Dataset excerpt
━━━━━━━━━━━━━━━━

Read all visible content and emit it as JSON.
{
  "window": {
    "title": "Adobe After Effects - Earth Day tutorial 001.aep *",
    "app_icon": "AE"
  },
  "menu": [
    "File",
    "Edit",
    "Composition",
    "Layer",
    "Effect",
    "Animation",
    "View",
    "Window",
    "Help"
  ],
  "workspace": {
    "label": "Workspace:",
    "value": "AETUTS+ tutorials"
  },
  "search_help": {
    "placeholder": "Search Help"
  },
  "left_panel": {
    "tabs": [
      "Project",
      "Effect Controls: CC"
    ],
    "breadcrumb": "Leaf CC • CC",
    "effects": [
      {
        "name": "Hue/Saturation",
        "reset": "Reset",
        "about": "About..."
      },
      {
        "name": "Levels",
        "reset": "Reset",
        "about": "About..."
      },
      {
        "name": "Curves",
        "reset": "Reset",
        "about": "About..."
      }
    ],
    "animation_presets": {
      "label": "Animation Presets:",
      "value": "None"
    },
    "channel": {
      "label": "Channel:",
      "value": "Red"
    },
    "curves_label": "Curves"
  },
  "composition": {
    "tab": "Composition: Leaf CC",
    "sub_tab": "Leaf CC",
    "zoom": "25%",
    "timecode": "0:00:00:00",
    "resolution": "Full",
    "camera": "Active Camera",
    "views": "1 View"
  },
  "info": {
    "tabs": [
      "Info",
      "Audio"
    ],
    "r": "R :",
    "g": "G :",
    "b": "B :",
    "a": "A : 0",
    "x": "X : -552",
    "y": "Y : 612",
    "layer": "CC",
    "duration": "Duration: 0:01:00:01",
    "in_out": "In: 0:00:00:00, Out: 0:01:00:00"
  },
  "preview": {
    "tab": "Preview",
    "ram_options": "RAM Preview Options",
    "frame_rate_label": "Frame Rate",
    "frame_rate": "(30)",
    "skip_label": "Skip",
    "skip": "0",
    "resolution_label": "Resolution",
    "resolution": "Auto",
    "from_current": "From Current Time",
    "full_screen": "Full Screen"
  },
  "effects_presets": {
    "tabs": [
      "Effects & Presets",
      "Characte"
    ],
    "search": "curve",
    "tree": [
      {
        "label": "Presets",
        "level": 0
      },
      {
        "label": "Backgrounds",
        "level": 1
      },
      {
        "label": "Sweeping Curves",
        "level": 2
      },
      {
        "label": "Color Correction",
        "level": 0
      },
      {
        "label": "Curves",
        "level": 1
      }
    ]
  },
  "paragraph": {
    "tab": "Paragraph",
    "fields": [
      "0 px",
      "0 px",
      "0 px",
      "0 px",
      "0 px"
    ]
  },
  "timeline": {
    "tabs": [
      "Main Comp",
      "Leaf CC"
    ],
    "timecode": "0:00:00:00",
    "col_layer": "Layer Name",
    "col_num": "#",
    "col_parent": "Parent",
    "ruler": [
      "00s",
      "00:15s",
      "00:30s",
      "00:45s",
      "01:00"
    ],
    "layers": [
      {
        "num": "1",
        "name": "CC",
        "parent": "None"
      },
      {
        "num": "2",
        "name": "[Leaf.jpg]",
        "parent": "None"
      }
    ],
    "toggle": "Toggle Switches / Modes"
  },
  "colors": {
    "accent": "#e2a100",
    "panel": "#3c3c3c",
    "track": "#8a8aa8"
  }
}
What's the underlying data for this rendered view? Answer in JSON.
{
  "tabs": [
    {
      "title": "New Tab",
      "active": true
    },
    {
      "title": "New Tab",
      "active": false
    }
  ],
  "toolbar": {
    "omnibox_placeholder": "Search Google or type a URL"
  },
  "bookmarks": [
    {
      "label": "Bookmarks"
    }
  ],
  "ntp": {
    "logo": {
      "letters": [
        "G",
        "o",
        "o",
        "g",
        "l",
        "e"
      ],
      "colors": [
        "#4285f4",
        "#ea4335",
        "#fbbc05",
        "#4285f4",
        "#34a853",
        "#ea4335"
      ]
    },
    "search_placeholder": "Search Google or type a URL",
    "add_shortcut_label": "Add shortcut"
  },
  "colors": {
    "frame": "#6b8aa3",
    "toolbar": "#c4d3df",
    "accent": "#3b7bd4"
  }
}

━━━━━━━━━━━━━━━━

**SET EXERCISE:** Each line of the data that includes the word "Google" counts once; report the total and nothing more.

**REPLY:** 2